## Task prompt
Show each line that has the string "обратной" in it.

## Dataset entries
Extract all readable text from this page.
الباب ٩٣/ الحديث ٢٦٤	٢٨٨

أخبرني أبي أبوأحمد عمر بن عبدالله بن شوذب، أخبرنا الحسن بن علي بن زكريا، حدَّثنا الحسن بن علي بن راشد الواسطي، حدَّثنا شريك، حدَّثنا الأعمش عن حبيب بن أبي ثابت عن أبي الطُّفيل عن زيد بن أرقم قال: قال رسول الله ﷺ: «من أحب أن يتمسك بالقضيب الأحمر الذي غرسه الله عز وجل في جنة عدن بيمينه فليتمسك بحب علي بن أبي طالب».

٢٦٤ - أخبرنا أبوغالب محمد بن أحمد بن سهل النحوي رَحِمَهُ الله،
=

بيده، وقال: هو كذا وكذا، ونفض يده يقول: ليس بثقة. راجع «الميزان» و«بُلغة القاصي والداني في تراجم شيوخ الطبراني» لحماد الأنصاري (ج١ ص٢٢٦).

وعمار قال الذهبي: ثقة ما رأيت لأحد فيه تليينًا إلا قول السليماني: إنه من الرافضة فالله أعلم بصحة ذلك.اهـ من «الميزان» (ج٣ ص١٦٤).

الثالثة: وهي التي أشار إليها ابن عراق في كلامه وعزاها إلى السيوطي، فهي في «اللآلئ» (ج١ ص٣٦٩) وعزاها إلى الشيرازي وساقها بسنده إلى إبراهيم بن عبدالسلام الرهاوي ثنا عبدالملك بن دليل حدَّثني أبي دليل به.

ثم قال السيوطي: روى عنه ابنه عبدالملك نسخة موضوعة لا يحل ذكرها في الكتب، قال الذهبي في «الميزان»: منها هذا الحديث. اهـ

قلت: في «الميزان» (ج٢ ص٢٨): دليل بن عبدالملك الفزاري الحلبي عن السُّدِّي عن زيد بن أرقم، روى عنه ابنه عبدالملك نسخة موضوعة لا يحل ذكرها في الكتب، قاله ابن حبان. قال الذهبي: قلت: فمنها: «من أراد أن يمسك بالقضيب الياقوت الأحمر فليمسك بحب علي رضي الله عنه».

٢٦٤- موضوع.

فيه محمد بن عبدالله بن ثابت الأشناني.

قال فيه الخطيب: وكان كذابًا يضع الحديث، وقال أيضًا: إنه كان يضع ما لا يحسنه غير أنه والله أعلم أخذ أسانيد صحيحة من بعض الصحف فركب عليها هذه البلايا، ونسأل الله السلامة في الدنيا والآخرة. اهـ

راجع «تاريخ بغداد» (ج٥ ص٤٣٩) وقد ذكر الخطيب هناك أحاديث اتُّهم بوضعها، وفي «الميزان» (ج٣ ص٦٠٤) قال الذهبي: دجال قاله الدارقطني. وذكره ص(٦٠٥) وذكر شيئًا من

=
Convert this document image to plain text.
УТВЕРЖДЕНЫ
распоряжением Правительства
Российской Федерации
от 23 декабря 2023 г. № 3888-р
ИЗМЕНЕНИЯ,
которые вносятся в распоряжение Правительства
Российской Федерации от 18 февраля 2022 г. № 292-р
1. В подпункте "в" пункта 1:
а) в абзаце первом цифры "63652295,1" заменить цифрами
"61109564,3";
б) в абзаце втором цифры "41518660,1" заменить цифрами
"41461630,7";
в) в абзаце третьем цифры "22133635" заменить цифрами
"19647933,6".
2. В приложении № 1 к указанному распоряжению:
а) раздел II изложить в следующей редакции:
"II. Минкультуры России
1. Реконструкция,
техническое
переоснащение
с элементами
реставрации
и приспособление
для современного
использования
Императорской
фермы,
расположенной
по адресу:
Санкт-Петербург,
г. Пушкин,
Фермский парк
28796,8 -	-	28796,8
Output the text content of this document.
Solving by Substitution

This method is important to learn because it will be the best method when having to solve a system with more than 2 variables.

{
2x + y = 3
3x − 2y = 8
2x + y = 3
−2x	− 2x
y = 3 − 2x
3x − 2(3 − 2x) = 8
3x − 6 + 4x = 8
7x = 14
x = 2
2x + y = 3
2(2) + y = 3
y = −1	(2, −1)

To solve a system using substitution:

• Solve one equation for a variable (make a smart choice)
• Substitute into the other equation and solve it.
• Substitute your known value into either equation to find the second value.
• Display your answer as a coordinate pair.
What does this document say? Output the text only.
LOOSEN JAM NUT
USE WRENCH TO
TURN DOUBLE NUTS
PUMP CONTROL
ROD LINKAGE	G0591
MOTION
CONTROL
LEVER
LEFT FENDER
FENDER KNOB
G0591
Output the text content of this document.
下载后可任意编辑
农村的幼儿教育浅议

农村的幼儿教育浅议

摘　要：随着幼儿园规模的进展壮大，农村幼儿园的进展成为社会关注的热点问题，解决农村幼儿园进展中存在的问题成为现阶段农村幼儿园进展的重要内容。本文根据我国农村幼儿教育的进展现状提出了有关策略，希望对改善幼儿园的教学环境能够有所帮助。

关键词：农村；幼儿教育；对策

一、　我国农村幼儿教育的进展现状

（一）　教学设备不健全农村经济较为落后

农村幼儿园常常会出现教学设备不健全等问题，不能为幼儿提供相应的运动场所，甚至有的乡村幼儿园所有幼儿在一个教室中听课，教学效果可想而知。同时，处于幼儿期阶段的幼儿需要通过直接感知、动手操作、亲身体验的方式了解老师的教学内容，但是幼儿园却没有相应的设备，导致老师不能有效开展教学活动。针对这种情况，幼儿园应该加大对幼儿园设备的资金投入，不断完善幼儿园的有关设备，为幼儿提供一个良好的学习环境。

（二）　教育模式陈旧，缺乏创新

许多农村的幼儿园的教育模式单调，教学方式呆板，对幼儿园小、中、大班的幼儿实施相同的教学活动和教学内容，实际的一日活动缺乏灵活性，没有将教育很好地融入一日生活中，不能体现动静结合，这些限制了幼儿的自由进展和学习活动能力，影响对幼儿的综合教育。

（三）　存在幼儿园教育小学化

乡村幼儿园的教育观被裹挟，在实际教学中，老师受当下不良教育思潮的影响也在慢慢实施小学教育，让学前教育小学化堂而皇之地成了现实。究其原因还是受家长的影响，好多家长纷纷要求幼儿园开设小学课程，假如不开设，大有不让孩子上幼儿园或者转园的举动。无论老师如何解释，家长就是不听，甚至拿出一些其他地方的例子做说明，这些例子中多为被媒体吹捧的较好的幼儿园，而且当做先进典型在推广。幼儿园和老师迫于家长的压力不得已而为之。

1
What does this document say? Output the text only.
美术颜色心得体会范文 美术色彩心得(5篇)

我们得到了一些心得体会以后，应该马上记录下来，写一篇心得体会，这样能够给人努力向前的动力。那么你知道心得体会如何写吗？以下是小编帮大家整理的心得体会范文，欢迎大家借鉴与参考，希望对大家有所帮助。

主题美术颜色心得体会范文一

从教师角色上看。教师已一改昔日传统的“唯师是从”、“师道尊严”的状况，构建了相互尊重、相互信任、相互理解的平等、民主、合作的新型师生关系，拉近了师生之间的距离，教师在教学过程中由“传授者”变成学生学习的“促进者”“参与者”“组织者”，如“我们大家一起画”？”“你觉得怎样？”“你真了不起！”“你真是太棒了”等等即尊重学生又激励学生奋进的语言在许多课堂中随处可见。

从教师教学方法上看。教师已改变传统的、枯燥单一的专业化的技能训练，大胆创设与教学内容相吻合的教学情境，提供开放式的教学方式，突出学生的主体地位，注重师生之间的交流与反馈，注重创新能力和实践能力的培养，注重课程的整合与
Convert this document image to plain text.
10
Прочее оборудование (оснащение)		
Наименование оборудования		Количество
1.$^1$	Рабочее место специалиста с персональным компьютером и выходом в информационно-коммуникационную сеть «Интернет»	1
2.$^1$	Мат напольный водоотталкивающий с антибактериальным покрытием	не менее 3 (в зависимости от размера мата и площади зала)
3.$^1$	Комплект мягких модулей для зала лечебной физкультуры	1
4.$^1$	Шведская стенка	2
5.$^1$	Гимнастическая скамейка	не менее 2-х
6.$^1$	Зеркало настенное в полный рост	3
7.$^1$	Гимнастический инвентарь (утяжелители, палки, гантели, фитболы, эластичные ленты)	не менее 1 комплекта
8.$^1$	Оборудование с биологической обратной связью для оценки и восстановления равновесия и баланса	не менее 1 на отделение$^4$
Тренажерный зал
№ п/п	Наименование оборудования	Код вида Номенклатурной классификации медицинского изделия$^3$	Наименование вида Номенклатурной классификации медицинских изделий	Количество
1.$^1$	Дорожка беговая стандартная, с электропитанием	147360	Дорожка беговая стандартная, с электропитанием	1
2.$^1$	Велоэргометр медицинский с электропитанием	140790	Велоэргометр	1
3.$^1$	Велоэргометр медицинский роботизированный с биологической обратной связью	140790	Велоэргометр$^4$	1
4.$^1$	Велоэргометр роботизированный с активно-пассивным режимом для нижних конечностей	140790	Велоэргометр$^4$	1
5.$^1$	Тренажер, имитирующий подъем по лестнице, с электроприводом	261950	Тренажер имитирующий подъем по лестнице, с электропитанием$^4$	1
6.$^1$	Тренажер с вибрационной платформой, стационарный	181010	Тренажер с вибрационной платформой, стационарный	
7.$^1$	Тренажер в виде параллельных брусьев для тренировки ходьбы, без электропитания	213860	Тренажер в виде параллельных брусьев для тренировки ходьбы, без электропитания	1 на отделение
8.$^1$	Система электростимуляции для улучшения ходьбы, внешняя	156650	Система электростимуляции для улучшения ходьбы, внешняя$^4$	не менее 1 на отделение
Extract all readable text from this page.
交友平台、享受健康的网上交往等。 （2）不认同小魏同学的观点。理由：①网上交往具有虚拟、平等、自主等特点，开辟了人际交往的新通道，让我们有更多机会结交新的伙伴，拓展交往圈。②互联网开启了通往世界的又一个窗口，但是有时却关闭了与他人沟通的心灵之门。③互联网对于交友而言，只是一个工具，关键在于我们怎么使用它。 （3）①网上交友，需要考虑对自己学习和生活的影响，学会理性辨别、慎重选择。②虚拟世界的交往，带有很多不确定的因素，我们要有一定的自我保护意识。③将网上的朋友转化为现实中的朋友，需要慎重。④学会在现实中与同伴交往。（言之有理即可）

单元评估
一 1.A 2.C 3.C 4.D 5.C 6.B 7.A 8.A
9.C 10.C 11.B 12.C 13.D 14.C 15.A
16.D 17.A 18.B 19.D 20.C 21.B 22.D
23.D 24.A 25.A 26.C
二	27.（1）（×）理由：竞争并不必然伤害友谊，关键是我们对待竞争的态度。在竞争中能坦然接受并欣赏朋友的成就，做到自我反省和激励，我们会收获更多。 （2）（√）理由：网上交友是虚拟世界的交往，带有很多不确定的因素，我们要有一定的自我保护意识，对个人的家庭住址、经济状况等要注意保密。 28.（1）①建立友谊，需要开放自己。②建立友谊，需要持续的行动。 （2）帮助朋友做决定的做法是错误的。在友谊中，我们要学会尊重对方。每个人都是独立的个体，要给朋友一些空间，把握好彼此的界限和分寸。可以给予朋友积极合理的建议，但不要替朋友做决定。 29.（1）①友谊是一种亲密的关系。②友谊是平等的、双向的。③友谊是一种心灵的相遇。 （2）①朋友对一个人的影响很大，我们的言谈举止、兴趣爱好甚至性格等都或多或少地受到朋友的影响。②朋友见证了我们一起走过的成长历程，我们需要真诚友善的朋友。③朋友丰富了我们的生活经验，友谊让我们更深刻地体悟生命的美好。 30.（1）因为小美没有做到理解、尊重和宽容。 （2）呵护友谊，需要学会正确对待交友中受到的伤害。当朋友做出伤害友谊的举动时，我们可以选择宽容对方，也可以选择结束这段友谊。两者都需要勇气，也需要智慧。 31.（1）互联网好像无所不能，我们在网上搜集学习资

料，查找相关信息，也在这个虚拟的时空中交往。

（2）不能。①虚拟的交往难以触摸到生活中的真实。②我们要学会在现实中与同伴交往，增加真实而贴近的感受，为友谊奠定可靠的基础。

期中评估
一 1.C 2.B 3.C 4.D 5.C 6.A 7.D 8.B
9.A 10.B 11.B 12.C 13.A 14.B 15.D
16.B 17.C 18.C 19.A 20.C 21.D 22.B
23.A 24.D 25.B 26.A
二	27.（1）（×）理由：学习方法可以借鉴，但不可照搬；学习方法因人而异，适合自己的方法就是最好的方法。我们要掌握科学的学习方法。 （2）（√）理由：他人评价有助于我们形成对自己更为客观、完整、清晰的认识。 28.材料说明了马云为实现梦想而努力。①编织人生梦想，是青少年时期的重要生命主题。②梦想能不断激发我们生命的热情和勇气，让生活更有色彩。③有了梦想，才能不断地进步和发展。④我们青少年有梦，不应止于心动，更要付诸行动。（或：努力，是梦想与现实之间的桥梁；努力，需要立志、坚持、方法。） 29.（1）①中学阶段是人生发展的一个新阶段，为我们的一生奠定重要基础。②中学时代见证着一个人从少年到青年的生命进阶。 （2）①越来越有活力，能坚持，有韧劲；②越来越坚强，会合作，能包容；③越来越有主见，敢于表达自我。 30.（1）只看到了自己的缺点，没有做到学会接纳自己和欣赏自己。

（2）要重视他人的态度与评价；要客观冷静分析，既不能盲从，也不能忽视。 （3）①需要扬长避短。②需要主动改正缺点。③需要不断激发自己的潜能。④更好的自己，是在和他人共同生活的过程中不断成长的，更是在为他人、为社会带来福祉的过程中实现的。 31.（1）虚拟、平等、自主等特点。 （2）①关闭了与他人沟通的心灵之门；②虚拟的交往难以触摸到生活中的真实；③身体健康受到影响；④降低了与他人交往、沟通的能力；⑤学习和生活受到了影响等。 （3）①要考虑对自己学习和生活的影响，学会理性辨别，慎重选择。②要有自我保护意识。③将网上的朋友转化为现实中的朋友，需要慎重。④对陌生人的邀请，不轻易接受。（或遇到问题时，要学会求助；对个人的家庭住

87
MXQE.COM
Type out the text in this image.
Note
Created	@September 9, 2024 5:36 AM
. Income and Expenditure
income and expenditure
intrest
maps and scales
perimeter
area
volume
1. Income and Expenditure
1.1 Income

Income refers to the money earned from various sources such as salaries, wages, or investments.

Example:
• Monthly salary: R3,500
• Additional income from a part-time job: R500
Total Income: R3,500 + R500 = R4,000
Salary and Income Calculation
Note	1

## Output of the task
8.$^1$	Оборудование с биологической обратной связью для оценки и восстановления равновесия и баланса	не менее 1 на отделение$^4$
3.$^1$	Велоэргометр медицинский роботизированный с биологической обратной связью	140790	Велоэргометр$^4$	1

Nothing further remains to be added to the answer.